### Task brief
Your task is to output all the records below, word for word.

### Collection entries
━━━━━━━━━━━━━━━━━━━━━━━━━━━━━━
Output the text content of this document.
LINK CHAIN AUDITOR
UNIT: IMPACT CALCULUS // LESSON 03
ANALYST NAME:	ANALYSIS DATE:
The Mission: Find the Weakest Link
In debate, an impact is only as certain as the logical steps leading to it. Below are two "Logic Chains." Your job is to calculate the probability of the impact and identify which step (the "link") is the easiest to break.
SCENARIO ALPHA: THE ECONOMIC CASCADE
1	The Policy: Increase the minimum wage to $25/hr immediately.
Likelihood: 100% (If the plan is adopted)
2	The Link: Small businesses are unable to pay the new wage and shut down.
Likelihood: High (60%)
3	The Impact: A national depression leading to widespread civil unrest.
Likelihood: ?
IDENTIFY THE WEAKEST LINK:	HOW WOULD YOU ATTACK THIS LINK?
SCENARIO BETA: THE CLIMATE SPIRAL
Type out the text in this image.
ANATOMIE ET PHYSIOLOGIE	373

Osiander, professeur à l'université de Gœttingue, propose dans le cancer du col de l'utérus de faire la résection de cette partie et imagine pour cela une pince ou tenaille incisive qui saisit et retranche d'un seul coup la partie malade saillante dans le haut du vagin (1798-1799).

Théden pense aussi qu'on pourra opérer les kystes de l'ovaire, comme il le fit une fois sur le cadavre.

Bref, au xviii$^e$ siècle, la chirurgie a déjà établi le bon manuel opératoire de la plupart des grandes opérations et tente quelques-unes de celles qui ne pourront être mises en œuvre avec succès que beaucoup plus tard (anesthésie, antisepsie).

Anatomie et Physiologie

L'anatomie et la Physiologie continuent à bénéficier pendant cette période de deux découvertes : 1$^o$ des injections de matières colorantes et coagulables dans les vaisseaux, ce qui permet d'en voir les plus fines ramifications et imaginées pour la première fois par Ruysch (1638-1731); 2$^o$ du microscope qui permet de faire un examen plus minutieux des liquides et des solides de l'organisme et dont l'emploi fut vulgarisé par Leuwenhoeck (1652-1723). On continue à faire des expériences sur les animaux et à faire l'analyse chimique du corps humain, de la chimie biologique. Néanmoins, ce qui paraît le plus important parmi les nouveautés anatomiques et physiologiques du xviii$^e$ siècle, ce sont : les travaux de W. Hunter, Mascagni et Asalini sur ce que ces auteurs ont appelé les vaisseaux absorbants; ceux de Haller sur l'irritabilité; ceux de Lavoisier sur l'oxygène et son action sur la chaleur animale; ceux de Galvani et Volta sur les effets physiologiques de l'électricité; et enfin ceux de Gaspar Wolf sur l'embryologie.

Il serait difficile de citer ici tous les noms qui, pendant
━━━━━━━━━━━━━━━━━━━━━━━━━━━━━━
### Answer for the task
Output the text content of this document.
LINK CHAIN AUDITOR
UNIT: IMPACT CALCULUS // LESSON 03
ANALYST NAME:	ANALYSIS DATE:
The Mission: Find the Weakest Link
In debate, an impact is only as certain as the logical steps leading to it. Below are two "Logic Chains." Your job is to calculate the probability of the impact and identify which step (the "link") is the easiest to break.
SCENARIO ALPHA: THE ECONOMIC CASCADE
1	The Policy: Increase the minimum wage to $25/hr immediately.
Likelihood: 100% (If the plan is adopted)
2	The Link: Small businesses are unable to pay the new wage and shut down.
Likelihood: High (60%)
3	The Impact: A national depression leading to widespread civil unrest.
Likelihood: ?
IDENTIFY THE WEAKEST LINK:	HOW WOULD YOU ATTACK THIS LINK?
SCENARIO BETA: THE CLIMATE SPIRAL
Type out the text in this image.
ANATOMIE ET PHYSIOLOGIE	373

Osiander, professeur à l'université de Gœttingue, propose dans le cancer du col de l'utérus de faire la résection de cette partie et imagine pour cela une pince ou tenaille incisive qui saisit et retranche d'un seul coup la partie malade saillante dans le haut du vagin (1798-1799).

Théden pense aussi qu'on pourra opérer les kystes de l'ovaire, comme il le fit une fois sur le cadavre.

Bref, au xviii$^e$ siècle, la chirurgie a déjà établi le bon manuel opératoire de la plupart des grandes opérations et tente quelques-unes de celles qui ne pourront être mises en œuvre avec succès que beaucoup plus tard (anesthésie, antisepsie).

Anatomie et Physiologie

L'anatomie et la Physiologie continuent à bénéficier pendant cette période de deux découvertes : 1$^o$ des injections de matières colorantes et coagulables dans les vaisseaux, ce qui permet d'en voir les plus fines ramifications et imaginées pour la première fois par Ruysch (1638-1731); 2$^o$ du microscope qui permet de faire un examen plus minutieux des liquides et des solides de l'organisme et dont l'emploi fut vulgarisé par Leuwenhoeck (1652-1723). On continue à faire des expériences sur les animaux et à faire l'analyse chimique du corps humain, de la chimie biologique. Néanmoins, ce qui paraît le plus important parmi les nouveautés anatomiques et physiologiques du xviii$^e$ siècle, ce sont : les travaux de W. Hunter, Mascagni et Asalini sur ce que ces auteurs ont appelé les vaisseaux absorbants; ceux de Haller sur l'irritabilité; ceux de Lavoisier sur l'oxygène et son action sur la chaleur animale; ceux de Galvani et Volta sur les effets physiologiques de l'électricité; et enfin ceux de Gaspar Wolf sur l'embryologie.

Il serait difficile de citer ici tous les noms qui, pendant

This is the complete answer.